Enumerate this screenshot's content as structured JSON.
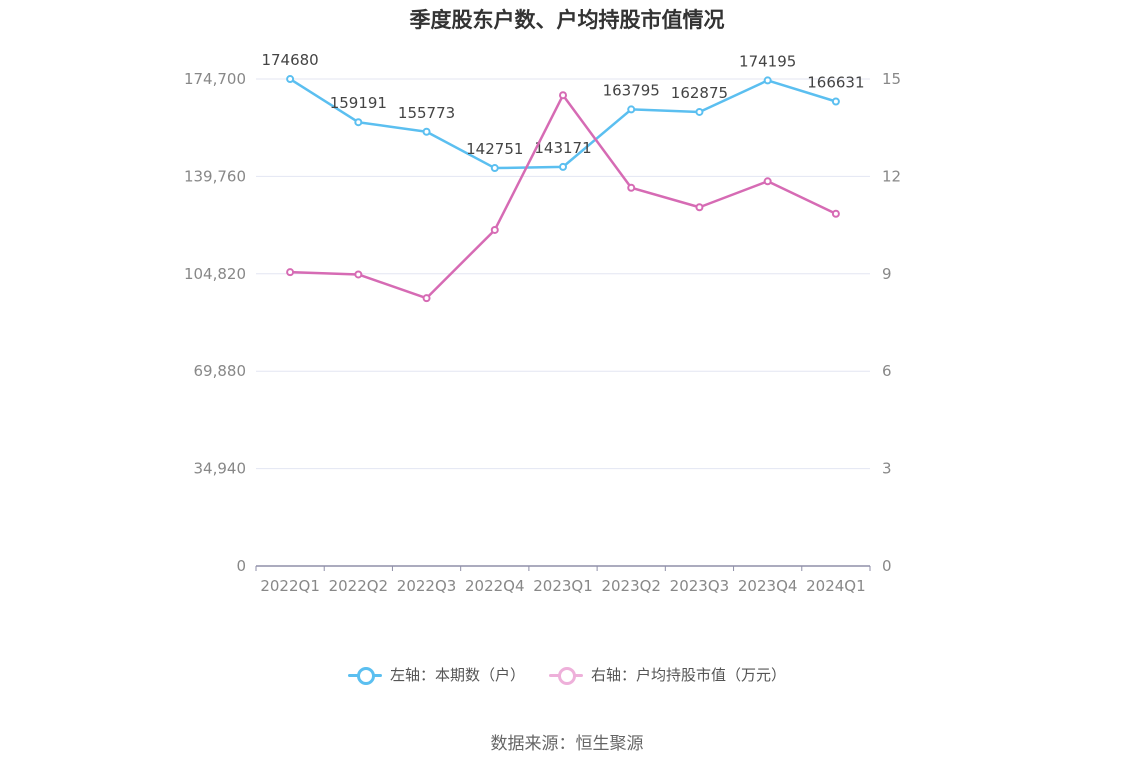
{
  "title": "季度股东户数、户均持股市值情况",
  "source": "数据来源：恒生聚源",
  "legend": {
    "left": "左轴：本期数（户）",
    "right": "右轴：户均持股市值（万元）"
  },
  "colors": {
    "left_series": "#5bbff0",
    "right_series": "#d66bb4",
    "grid": "#e3e6f2",
    "axis": "#8f8fa8"
  },
  "chart_data": {
    "type": "line",
    "categories": [
      "2022Q1",
      "2022Q2",
      "2022Q3",
      "2022Q4",
      "2023Q1",
      "2023Q2",
      "2023Q3",
      "2023Q4",
      "2024Q1"
    ],
    "left_axis": {
      "ticks": [
        "0",
        "34,940",
        "69,880",
        "104,820",
        "139,760",
        "174,700"
      ],
      "ylim": [
        0,
        174700
      ]
    },
    "right_axis": {
      "ticks": [
        "0",
        "3",
        "6",
        "9",
        "12",
        "15"
      ],
      "ylim": [
        0,
        15
      ]
    },
    "series": [
      {
        "name": "左轴：本期数（户）",
        "axis": "left",
        "values": [
          174680,
          159191,
          155773,
          142751,
          143171,
          163795,
          162875,
          174195,
          166631
        ],
        "labels": [
          "174680",
          "159191",
          "155773",
          "142751",
          "143171",
          "163795",
          "162875",
          "174195",
          "166631"
        ]
      },
      {
        "name": "右轴：户均持股市值（万元）",
        "axis": "right",
        "values": [
          9.05,
          8.98,
          8.25,
          10.35,
          14.5,
          11.65,
          11.05,
          11.85,
          10.85
        ]
      }
    ]
  }
}
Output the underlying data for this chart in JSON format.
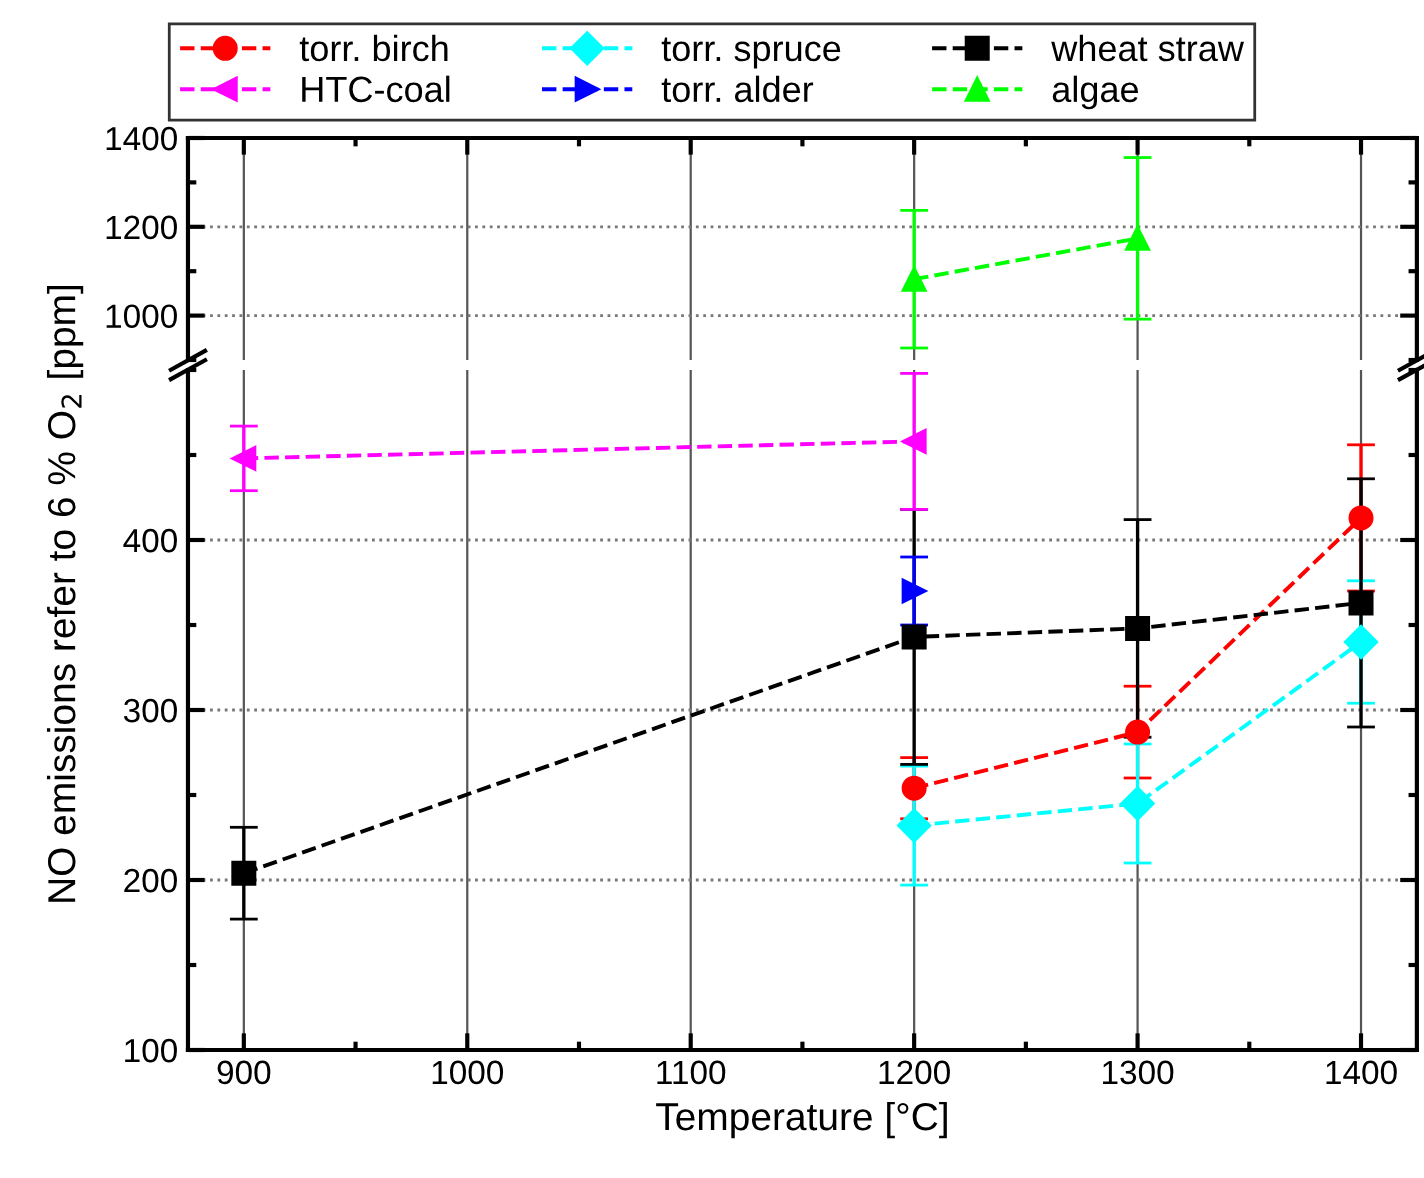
{
  "chart_data": [
    {
      "type": "line",
      "xlim": [
        875,
        1425
      ],
      "xticks": [
        900,
        1000,
        1100,
        1200,
        1300,
        1400
      ],
      "ylim": [
        900,
        1400
      ],
      "yticks": [
        1000,
        1200,
        1400
      ],
      "tick_labels": "y",
      "grid": true,
      "legend": "top",
      "line_style": "dashed",
      "series": [
        {
          "name": "algae",
          "color": "#00ff00",
          "marker": "triangle",
          "x": [
            1200,
            1300
          ],
          "values": [
            1082,
            1174
          ],
          "errors": [
            155,
            182
          ]
        }
      ]
    },
    {
      "type": "line",
      "xlabel": "Temperature [°C]",
      "ylabel": "NO emissions refer to 6 % O$_{2}$ [ppm]",
      "xlim": [
        875,
        1425
      ],
      "xticks": [
        900,
        1000,
        1100,
        1200,
        1300,
        1400
      ],
      "ylim": [
        100,
        500
      ],
      "yticks": [
        100,
        200,
        300,
        400
      ],
      "grid": true,
      "legend": "top",
      "line_style": "dashed",
      "series": [
        {
          "name": "torr. birch",
          "color": "#ff0000",
          "marker": "circle",
          "x": [
            1200,
            1300,
            1400
          ],
          "values": [
            254,
            287,
            413
          ],
          "errors": [
            18,
            27,
            43
          ]
        },
        {
          "name": "torr. spruce",
          "color": "#00ffff",
          "marker": "diamond",
          "x": [
            1200,
            1300,
            1400
          ],
          "values": [
            232,
            245,
            340
          ],
          "errors": [
            35,
            35,
            36
          ]
        },
        {
          "name": "wheat straw",
          "color": "#000000",
          "marker": "square",
          "x": [
            900,
            1200,
            1300,
            1400
          ],
          "values": [
            204,
            343,
            348,
            363
          ],
          "errors": [
            27,
            75,
            64,
            73
          ]
        },
        {
          "name": "HTC-coal",
          "color": "#ff00ff",
          "marker": "triangle-left",
          "x": [
            900,
            1200
          ],
          "values": [
            448,
            458
          ],
          "errors": [
            19,
            40
          ]
        },
        {
          "name": "torr. alder",
          "color": "#0000ff",
          "marker": "triangle-right",
          "x": [
            1200
          ],
          "values": [
            370
          ],
          "errors": [
            20
          ]
        }
      ]
    }
  ]
}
- - - - - - -
> [The request]:
Copy the whole listing above word for word but do not carry over the pictures.

> [Exercise response]:
Enumerate this screenshot's content as structured JSON.
{
  "title": "季度股东户数、户均持股市值情况",
  "source": "数据来源：恒生聚源",
  "legend": {
    "left": "左轴：本期数（户）",
    "right": "右轴：户均持股市值（万元）"
  },
  "colors": {
    "left_series": "#5bbff0",
    "right_series": "#d66bb4",
    "grid": "#e3e6f2",
    "axis": "#8f8fa8"
  },
  "chart_data": {
    "type": "line",
    "categories": [
      "2022Q1",
      "2022Q2",
      "2022Q3",
      "2022Q4",
      "2023Q1",
      "2023Q2",
      "2023Q3",
      "2023Q4",
      "2024Q1"
    ],
    "left_axis": {
      "ticks": [
        "0",
        "34,940",
        "69,880",
        "104,820",
        "139,760",
        "174,700"
      ],
      "ylim": [
        0,
        174700
      ]
    },
    "right_axis": {
      "ticks": [
        "0",
        "3",
        "6",
        "9",
        "12",
        "15"
      ],
      "ylim": [
        0,
        15
      ]
    },
    "series": [
      {
        "name": "左轴：本期数（户）",
        "axis": "left",
        "values": [
          174680,
          159191,
          155773,
          142751,
          143171,
          163795,
          162875,
          174195,
          166631
        ],
        "labels": [
          "174680",
          "159191",
          "155773",
          "142751",
          "143171",
          "163795",
          "162875",
          "174195",
          "166631"
        ]
      },
      {
        "name": "右轴：户均持股市值（万元）",
        "axis": "right",
        "values": [
          9.05,
          8.98,
          8.25,
          10.35,
          14.5,
          11.65,
          11.05,
          11.85,
          10.85
        ]
      }
    ]
  }
}
Output the underlying data for this chart in JSON format.
{
  "chart_data": [
    {
      "type": "line",
      "xlim": [
        875,
        1425
      ],
      "xticks": [
        900,
        1000,
        1100,
        1200,
        1300,
        1400
      ],
      "ylim": [
        900,
        1400
      ],
      "yticks": [
        1000,
        1200,
        1400
      ],
      "tick_labels": "y",
      "grid": true,
      "legend": "top",
      "line_style": "dashed",
      "series": [
        {
          "name": "algae",
          "color": "#00ff00",
          "marker": "triangle",
          "x": [
            1200,
            1300
          ],
          "values": [
            1082,
            1174
          ],
          "errors": [
            155,
            182
          ]
        }
      ]
    },
    {
      "type": "line",
      "xlabel": "Temperature [°C]",
      "ylabel": "NO emissions refer to 6 % O$_{2}$ [ppm]",
      "xlim": [
        875,
        1425
      ],
      "xticks": [
        900,
        1000,
        1100,
        1200,
        1300,
        1400
      ],
      "ylim": [
        100,
        500
      ],
      "yticks": [
        100,
        200,
        300,
        400
      ],
      "grid": true,
      "legend": "top",
      "line_style": "dashed",
      "series": [
        {
          "name": "torr. birch",
          "color": "#ff0000",
          "marker": "circle",
          "x": [
            1200,
            1300,
            1400
          ],
          "values": [
            254,
            287,
            413
          ],
          "errors": [
            18,
            27,
            43
          ]
        },
        {
          "name": "torr. spruce",
          "color": "#00ffff",
          "marker": "diamond",
          "x": [
            1200,
            1300,
            1400
          ],
          "values": [
            232,
            245,
            340
          ],
          "errors": [
            35,
            35,
            36
          ]
        },
        {
          "name": "wheat straw",
          "color": "#000000",
          "marker": "square",
          "x": [
            900,
            1200,
            1300,
            1400
          ],
          "values": [
            204,
            343,
            348,
            363
          ],
          "errors": [
            27,
            75,
            64,
            73
          ]
        },
        {
          "name": "HTC-coal",
          "color": "#ff00ff",
          "marker": "triangle-left",
          "x": [
            900,
            1200
          ],
          "values": [
            448,
            458
          ],
          "errors": [
            19,
            40
          ]
        },
        {
          "name": "torr. alder",
          "color": "#0000ff",
          "marker": "triangle-right",
          "x": [
            1200
          ],
          "values": [
            370
          ],
          "errors": [
            20
          ]
        }
      ]
    }
  ]
}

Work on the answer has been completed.